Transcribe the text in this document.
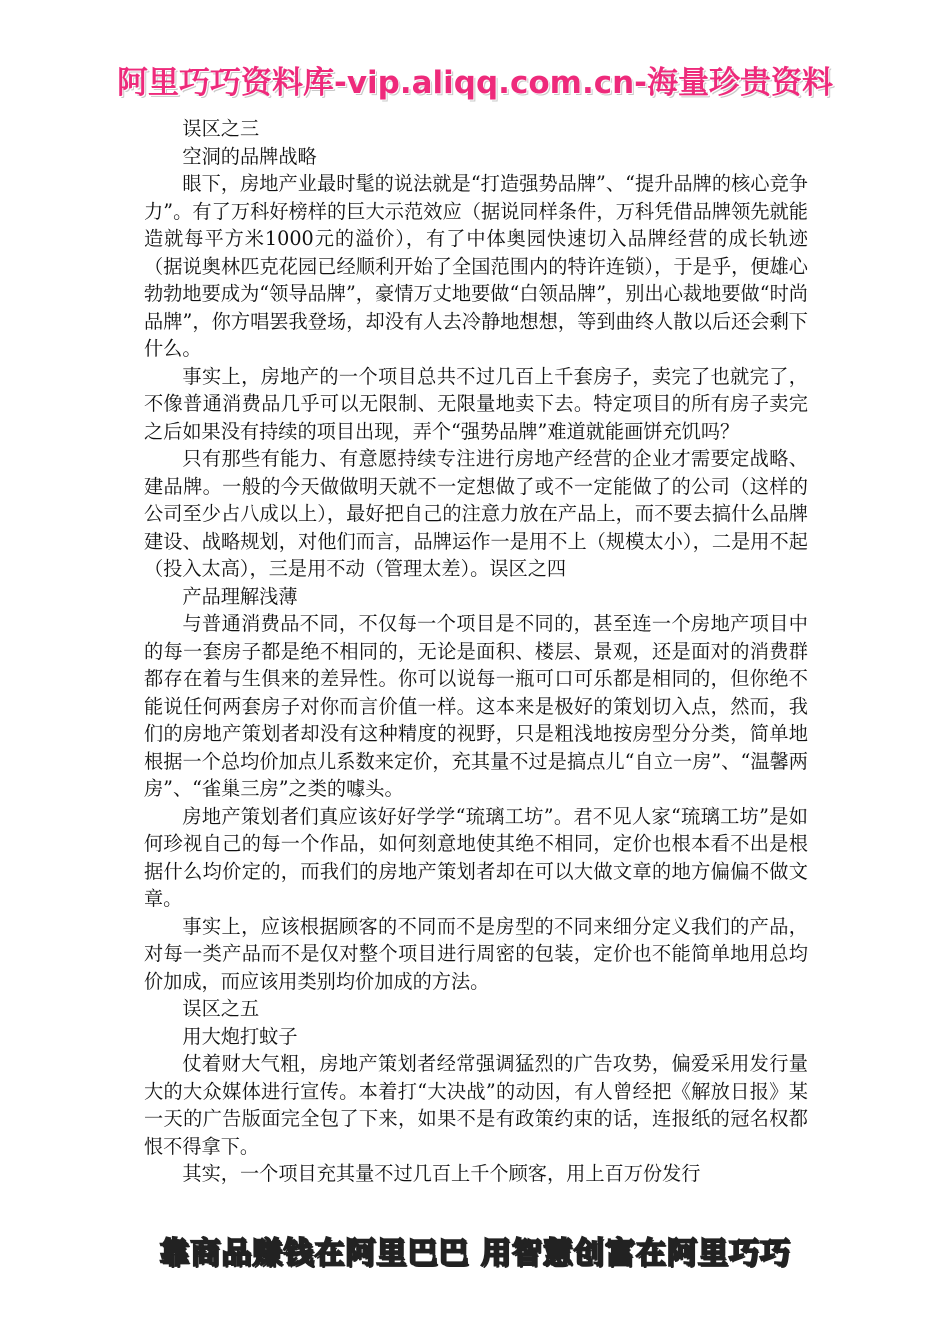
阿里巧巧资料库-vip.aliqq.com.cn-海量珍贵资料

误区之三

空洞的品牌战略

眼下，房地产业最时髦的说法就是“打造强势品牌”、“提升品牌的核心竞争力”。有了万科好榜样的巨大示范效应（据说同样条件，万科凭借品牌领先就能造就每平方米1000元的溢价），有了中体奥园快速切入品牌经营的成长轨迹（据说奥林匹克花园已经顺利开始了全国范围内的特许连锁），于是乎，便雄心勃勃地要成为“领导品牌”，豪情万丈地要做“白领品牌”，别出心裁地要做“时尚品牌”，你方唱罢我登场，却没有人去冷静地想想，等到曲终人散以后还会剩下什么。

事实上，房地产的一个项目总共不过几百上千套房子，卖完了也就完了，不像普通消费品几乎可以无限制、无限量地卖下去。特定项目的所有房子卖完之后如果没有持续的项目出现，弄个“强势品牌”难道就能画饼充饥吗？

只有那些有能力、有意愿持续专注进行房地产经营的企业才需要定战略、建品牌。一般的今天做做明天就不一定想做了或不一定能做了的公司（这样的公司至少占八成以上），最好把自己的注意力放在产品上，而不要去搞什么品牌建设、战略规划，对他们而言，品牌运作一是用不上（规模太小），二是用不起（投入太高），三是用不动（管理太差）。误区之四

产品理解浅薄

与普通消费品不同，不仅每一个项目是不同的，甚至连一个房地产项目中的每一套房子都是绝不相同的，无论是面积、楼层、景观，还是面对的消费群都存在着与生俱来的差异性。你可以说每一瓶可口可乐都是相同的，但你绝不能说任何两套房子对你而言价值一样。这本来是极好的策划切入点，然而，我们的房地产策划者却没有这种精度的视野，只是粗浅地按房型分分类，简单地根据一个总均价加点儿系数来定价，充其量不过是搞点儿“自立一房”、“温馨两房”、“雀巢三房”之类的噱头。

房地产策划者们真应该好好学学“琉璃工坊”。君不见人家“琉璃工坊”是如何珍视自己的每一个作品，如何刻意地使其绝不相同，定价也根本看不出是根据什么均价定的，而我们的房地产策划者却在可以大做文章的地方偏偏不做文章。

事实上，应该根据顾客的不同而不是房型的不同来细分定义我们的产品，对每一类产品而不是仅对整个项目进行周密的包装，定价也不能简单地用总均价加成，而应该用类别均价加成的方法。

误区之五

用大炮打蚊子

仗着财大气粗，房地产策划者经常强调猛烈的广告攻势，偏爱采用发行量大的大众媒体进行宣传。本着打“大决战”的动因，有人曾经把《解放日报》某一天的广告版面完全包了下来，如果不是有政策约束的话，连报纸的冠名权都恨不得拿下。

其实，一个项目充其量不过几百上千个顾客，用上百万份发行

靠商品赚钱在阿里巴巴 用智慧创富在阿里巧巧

▬▬▬

■ EXERCISE INSTRUCTIONS: Copy the material exactly. Do not include the pictures.

■ SOLUTION:
Transcribe the text in this document.
阿里巧巧资料库-vip.aliqq.com.cn-海量珍贵资料

误区之三

空洞的品牌战略

眼下，房地产业最时髦的说法就是“打造强势品牌”、“提升品牌的核心竞争力”。有了万科好榜样的巨大示范效应（据说同样条件，万科凭借品牌领先就能造就每平方米1000元的溢价），有了中体奥园快速切入品牌经营的成长轨迹（据说奥林匹克花园已经顺利开始了全国范围内的特许连锁），于是乎，便雄心勃勃地要成为“领导品牌”，豪情万丈地要做“白领品牌”，别出心裁地要做“时尚品牌”，你方唱罢我登场，却没有人去冷静地想想，等到曲终人散以后还会剩下什么。

事实上，房地产的一个项目总共不过几百上千套房子，卖完了也就完了，不像普通消费品几乎可以无限制、无限量地卖下去。特定项目的所有房子卖完之后如果没有持续的项目出现，弄个“强势品牌”难道就能画饼充饥吗？

只有那些有能力、有意愿持续专注进行房地产经营的企业才需要定战略、建品牌。一般的今天做做明天就不一定想做了或不一定能做了的公司（这样的公司至少占八成以上），最好把自己的注意力放在产品上，而不要去搞什么品牌建设、战略规划，对他们而言，品牌运作一是用不上（规模太小），二是用不起（投入太高），三是用不动（管理太差）。误区之四

产品理解浅薄

与普通消费品不同，不仅每一个项目是不同的，甚至连一个房地产项目中的每一套房子都是绝不相同的，无论是面积、楼层、景观，还是面对的消费群都存在着与生俱来的差异性。你可以说每一瓶可口可乐都是相同的，但你绝不能说任何两套房子对你而言价值一样。这本来是极好的策划切入点，然而，我们的房地产策划者却没有这种精度的视野，只是粗浅地按房型分分类，简单地根据一个总均价加点儿系数来定价，充其量不过是搞点儿“自立一房”、“温馨两房”、“雀巢三房”之类的噱头。

房地产策划者们真应该好好学学“琉璃工坊”。君不见人家“琉璃工坊”是如何珍视自己的每一个作品，如何刻意地使其绝不相同，定价也根本看不出是根据什么均价定的，而我们的房地产策划者却在可以大做文章的地方偏偏不做文章。

事实上，应该根据顾客的不同而不是房型的不同来细分定义我们的产品，对每一类产品而不是仅对整个项目进行周密的包装，定价也不能简单地用总均价加成，而应该用类别均价加成的方法。

误区之五

用大炮打蚊子

仗着财大气粗，房地产策划者经常强调猛烈的广告攻势，偏爱采用发行量大的大众媒体进行宣传。本着打“大决战”的动因，有人曾经把《解放日报》某一天的广告版面完全包了下来，如果不是有政策约束的话，连报纸的冠名权都恨不得拿下。

其实，一个项目充其量不过几百上千个顾客，用上百万份发行

靠商品赚钱在阿里巴巴 用智慧创富在阿里巧巧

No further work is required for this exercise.